>> Begin MATERIAL FOR THIS TASK

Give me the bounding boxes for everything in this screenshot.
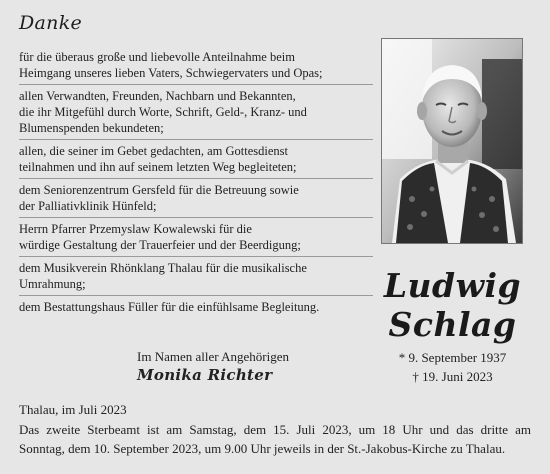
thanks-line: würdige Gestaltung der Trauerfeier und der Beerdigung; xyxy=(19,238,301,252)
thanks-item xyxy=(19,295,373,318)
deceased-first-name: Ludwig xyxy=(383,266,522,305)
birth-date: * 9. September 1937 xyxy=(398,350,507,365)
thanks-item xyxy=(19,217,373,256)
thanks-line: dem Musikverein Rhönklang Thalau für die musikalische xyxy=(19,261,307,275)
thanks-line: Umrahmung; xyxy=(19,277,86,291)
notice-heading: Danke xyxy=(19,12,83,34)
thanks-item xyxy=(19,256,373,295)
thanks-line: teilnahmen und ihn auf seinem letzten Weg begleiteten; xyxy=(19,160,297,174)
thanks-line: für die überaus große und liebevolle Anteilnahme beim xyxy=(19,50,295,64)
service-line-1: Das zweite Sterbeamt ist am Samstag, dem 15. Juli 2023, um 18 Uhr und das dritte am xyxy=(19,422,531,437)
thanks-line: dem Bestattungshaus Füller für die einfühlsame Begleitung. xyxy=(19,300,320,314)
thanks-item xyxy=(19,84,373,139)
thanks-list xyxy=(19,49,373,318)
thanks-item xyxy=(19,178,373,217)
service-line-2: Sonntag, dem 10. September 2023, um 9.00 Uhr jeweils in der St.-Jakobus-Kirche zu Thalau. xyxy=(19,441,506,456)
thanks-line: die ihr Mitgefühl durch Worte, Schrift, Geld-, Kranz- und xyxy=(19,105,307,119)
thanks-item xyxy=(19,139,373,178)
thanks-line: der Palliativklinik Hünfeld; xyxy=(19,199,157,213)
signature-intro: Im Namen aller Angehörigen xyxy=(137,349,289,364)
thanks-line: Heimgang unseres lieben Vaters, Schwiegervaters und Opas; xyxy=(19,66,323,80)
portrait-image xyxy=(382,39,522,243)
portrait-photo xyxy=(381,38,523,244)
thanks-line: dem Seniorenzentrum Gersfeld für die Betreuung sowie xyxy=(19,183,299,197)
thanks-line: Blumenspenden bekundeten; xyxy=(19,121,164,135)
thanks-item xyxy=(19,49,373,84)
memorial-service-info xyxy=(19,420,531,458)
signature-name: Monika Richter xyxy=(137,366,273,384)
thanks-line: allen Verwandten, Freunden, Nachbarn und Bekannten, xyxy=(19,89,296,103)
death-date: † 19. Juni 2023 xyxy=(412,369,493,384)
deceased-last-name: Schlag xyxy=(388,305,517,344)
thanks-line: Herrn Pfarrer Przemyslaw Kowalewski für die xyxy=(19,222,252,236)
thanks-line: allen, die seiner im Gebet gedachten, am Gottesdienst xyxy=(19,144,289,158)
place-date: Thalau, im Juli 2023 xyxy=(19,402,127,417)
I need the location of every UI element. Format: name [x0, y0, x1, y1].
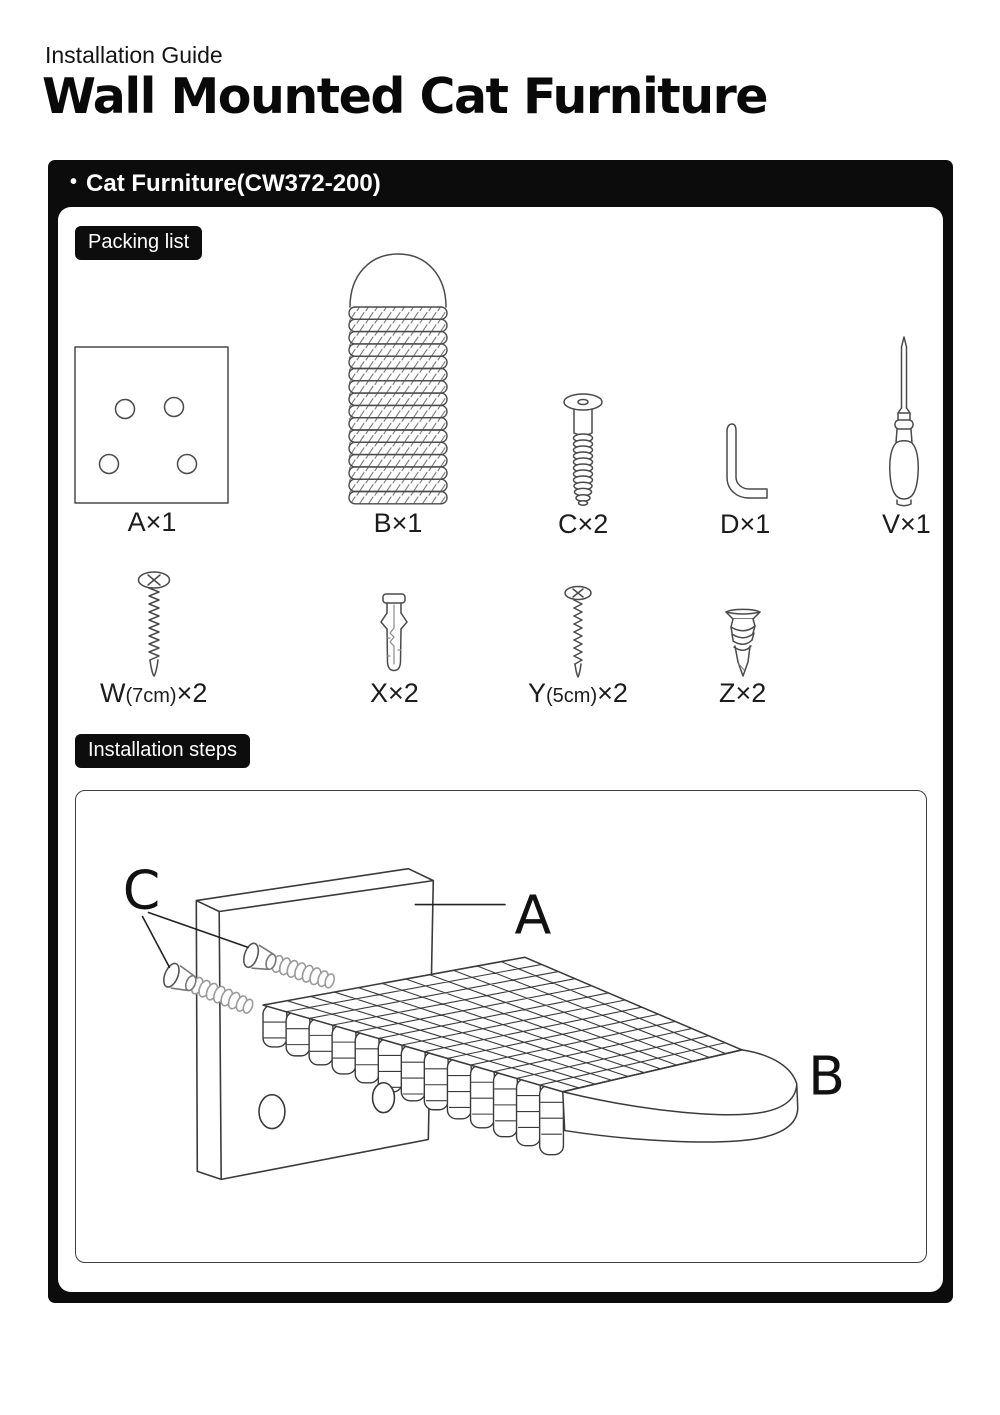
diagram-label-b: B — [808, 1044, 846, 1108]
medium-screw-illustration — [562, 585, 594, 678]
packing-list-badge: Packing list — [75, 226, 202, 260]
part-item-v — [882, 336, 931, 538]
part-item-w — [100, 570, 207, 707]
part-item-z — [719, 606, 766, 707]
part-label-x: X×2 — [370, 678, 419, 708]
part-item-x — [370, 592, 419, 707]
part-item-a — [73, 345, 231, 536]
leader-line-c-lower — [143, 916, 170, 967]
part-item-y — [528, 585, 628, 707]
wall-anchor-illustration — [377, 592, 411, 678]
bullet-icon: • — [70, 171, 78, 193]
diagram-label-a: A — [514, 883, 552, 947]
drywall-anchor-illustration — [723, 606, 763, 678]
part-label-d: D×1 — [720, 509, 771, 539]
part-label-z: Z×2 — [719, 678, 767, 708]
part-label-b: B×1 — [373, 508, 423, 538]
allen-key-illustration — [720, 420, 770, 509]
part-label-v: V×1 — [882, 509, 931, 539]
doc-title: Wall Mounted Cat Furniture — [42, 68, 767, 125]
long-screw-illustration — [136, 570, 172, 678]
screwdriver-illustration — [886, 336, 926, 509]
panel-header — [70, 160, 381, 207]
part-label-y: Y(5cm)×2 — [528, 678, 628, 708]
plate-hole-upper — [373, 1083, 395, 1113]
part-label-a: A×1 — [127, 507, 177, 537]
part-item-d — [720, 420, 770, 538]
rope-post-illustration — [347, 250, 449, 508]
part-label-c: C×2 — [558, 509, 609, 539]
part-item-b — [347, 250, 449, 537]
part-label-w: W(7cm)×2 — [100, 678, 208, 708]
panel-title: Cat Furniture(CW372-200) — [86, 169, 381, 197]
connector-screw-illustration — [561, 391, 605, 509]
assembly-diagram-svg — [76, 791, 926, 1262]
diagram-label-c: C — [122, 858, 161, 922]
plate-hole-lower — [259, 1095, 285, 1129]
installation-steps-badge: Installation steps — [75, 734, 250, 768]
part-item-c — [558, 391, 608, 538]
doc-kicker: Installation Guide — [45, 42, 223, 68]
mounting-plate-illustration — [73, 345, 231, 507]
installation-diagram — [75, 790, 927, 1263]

>> End MATERIAL FOR THIS TASK

§ EXERCISE:
Retype, character for character, the lines of the records from the one containing "thanks-line: würdige Gestaltung" through the one containing "thanks-line: für die", including both of those lines.

§ EXERCISE OUTPUT:
thanks-line: würdige Gestaltung der Trauerfeier und der Beerdigung; xyxy=(19,238,301,252)
thanks-item xyxy=(19,295,373,318)
deceased-first-name: Ludwig xyxy=(383,266,522,305)
birth-date: * 9. September 1937 xyxy=(398,350,507,365)
thanks-item xyxy=(19,217,373,256)
thanks-line: dem Musikverein Rhönklang Thalau für die musikalische xyxy=(19,261,307,275)
thanks-line: Umrahmung; xyxy=(19,277,86,291)
notice-heading: Danke xyxy=(19,12,83,34)
thanks-item xyxy=(19,256,373,295)
thanks-line: teilnahmen und ihn auf seinem letzten Weg begleiteten; xyxy=(19,160,297,174)
thanks-line: für die überaus große und liebevolle Anteilnahme beim xyxy=(19,50,295,64)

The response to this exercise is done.